EXTRACTED ENTRIES.
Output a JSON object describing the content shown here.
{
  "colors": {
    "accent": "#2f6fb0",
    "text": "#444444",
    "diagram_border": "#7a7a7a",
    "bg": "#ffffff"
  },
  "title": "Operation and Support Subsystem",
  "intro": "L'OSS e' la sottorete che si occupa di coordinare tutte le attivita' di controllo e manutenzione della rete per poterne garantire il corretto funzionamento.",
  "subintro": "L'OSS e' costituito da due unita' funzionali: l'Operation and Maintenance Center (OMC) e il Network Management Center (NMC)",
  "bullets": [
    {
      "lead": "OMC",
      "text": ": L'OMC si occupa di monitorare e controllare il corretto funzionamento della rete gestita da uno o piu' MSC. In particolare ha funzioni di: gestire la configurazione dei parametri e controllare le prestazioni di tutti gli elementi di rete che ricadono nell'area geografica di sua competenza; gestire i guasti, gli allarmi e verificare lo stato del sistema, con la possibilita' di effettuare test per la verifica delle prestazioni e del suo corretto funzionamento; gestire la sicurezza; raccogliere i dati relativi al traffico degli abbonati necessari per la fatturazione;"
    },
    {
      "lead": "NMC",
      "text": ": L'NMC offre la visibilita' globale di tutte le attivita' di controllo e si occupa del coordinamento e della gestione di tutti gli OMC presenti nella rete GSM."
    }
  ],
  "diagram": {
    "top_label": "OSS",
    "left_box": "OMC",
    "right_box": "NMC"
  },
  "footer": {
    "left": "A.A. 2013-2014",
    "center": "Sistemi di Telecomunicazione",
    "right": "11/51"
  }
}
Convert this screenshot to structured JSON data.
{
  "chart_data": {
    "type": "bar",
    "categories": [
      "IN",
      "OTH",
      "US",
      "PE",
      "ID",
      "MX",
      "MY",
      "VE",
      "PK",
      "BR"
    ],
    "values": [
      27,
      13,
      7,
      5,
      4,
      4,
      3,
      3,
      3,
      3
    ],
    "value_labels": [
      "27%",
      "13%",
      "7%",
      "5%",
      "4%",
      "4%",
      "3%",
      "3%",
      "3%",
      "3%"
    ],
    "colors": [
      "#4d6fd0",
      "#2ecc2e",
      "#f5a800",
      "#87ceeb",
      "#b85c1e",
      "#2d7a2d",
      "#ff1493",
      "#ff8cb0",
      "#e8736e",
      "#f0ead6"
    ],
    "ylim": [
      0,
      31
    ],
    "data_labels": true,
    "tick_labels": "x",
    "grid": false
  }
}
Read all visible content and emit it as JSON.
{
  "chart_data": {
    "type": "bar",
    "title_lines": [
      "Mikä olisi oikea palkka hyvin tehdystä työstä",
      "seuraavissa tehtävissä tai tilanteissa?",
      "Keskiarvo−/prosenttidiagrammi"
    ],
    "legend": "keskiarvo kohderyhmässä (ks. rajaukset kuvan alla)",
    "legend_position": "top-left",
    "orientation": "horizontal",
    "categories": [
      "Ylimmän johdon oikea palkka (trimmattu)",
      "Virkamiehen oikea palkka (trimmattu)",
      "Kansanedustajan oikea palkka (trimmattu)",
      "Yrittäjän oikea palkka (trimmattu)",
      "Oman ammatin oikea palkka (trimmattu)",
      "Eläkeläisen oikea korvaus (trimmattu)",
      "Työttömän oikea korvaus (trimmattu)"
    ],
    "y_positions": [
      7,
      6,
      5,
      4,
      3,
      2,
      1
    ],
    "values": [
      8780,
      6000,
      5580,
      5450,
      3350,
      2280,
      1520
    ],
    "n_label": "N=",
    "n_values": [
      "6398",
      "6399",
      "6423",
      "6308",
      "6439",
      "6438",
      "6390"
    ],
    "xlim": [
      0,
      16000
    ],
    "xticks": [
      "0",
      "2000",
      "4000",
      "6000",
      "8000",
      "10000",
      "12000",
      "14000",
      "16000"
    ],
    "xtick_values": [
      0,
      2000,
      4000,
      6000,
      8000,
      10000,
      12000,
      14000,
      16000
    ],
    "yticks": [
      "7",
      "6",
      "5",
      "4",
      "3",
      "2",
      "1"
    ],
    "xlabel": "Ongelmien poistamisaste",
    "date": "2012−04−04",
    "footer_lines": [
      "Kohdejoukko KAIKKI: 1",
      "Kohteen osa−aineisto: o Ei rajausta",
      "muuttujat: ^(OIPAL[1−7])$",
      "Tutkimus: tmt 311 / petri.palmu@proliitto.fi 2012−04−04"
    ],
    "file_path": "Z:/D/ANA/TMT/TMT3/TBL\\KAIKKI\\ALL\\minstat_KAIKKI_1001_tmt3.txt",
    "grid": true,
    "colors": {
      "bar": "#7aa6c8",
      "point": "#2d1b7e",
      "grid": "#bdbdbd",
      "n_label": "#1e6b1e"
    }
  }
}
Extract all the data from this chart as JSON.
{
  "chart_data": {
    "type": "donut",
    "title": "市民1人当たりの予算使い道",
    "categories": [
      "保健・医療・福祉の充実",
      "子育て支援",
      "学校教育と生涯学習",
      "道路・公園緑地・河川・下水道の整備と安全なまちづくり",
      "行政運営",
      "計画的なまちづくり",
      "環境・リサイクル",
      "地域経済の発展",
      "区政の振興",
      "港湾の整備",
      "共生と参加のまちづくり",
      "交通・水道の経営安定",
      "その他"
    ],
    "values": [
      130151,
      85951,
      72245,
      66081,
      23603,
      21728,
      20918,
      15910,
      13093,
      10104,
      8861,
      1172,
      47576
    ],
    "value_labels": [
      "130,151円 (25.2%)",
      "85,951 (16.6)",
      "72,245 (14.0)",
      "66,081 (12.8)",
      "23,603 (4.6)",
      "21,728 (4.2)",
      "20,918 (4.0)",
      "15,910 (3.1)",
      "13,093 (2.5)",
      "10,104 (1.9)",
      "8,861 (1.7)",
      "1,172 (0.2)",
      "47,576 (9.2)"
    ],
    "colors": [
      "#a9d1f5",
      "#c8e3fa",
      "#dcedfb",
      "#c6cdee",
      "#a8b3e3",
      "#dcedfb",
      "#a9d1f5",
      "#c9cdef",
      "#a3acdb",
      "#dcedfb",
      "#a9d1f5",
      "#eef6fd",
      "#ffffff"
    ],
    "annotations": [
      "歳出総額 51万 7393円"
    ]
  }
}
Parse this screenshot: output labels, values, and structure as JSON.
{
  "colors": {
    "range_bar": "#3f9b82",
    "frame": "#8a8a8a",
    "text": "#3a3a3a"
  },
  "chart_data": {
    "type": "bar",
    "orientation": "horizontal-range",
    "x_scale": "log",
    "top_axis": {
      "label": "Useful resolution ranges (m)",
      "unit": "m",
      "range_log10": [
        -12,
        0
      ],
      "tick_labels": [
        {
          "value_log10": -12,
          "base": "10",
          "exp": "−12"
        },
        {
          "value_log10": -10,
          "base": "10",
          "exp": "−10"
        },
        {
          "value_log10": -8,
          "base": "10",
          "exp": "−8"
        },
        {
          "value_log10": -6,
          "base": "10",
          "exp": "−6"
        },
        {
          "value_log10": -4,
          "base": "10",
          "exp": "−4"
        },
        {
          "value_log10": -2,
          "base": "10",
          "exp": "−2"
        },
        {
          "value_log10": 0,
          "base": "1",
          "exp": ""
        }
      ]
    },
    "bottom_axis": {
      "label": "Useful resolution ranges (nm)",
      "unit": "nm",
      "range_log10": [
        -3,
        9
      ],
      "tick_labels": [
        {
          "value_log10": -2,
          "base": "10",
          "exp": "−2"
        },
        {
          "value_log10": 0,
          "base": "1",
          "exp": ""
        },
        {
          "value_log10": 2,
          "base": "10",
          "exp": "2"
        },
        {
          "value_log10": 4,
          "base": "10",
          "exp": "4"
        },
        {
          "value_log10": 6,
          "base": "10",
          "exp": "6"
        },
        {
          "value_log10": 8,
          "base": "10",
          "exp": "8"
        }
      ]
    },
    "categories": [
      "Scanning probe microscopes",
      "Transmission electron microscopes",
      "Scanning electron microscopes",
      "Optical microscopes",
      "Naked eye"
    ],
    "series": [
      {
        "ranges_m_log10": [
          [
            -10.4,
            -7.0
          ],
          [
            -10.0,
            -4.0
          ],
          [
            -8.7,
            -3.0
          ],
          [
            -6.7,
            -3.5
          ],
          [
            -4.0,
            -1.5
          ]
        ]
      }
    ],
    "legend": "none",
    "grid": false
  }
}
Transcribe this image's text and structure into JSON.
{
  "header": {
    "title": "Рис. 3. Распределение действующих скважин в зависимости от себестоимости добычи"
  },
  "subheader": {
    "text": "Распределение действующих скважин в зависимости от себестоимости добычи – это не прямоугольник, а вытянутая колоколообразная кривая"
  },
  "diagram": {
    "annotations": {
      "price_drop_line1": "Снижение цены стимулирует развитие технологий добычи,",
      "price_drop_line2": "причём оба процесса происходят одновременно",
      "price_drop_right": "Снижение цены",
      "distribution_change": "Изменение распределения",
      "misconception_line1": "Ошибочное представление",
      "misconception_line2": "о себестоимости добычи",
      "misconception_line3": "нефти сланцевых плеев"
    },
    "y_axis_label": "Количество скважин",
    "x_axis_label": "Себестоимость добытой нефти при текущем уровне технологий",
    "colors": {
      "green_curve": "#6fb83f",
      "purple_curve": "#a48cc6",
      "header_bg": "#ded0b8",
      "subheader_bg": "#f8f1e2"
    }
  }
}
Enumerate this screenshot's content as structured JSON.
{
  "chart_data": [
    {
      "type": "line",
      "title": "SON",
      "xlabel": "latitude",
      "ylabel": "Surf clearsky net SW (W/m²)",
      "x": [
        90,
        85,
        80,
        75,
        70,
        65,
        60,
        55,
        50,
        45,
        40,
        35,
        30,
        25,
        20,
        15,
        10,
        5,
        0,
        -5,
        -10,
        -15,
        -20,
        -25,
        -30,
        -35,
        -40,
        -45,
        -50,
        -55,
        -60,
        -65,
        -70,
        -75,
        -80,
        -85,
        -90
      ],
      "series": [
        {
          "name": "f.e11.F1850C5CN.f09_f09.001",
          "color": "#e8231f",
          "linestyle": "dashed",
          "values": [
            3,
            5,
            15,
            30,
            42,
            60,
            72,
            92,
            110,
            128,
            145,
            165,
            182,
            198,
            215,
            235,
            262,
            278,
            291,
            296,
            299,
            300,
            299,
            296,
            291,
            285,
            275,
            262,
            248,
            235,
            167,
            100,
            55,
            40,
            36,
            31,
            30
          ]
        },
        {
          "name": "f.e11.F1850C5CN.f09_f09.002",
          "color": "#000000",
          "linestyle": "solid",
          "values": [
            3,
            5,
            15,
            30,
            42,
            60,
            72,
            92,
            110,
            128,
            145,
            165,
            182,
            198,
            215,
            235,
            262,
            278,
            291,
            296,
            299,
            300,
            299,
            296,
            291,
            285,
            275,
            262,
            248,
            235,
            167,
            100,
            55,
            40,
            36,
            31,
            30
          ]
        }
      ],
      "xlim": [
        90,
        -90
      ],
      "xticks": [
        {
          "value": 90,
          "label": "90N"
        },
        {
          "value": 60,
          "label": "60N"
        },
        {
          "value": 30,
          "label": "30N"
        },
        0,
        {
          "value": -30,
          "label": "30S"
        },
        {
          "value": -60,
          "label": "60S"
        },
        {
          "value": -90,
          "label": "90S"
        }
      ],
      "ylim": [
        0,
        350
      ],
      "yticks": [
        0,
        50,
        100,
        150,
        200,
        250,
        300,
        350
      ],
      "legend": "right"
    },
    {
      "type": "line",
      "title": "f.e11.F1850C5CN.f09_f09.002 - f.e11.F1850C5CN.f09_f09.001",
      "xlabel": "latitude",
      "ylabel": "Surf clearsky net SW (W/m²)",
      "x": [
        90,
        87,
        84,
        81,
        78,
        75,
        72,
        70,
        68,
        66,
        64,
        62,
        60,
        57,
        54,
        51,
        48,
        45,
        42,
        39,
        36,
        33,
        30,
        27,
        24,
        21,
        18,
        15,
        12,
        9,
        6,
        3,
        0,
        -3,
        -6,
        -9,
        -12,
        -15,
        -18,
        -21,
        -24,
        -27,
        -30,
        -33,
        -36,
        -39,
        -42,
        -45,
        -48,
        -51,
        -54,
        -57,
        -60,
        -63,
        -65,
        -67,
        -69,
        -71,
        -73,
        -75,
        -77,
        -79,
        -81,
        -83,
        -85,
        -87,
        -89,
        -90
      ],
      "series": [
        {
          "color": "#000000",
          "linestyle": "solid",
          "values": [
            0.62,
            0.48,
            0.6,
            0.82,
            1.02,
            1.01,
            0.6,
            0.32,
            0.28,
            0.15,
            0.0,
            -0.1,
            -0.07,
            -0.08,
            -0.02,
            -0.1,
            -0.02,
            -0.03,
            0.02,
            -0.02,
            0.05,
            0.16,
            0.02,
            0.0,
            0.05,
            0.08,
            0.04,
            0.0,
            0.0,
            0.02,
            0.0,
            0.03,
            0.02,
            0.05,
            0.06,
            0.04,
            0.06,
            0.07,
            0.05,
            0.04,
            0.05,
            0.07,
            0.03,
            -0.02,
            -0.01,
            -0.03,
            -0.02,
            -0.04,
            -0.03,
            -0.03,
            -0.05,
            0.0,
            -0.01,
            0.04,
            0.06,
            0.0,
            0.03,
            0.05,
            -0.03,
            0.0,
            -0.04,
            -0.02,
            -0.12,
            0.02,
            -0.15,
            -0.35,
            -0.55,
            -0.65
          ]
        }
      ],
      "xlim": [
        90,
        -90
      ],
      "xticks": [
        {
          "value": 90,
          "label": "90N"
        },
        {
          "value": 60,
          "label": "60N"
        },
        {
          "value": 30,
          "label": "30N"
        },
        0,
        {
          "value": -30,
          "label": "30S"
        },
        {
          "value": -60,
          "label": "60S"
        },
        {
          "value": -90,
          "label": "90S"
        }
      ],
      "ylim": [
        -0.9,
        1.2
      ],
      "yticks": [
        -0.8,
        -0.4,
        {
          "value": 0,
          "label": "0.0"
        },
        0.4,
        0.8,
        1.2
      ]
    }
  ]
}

EXERCISE DETAILS. Tell how many lines include "Useful". The number is the whole answer.

FINAL RESULT. 2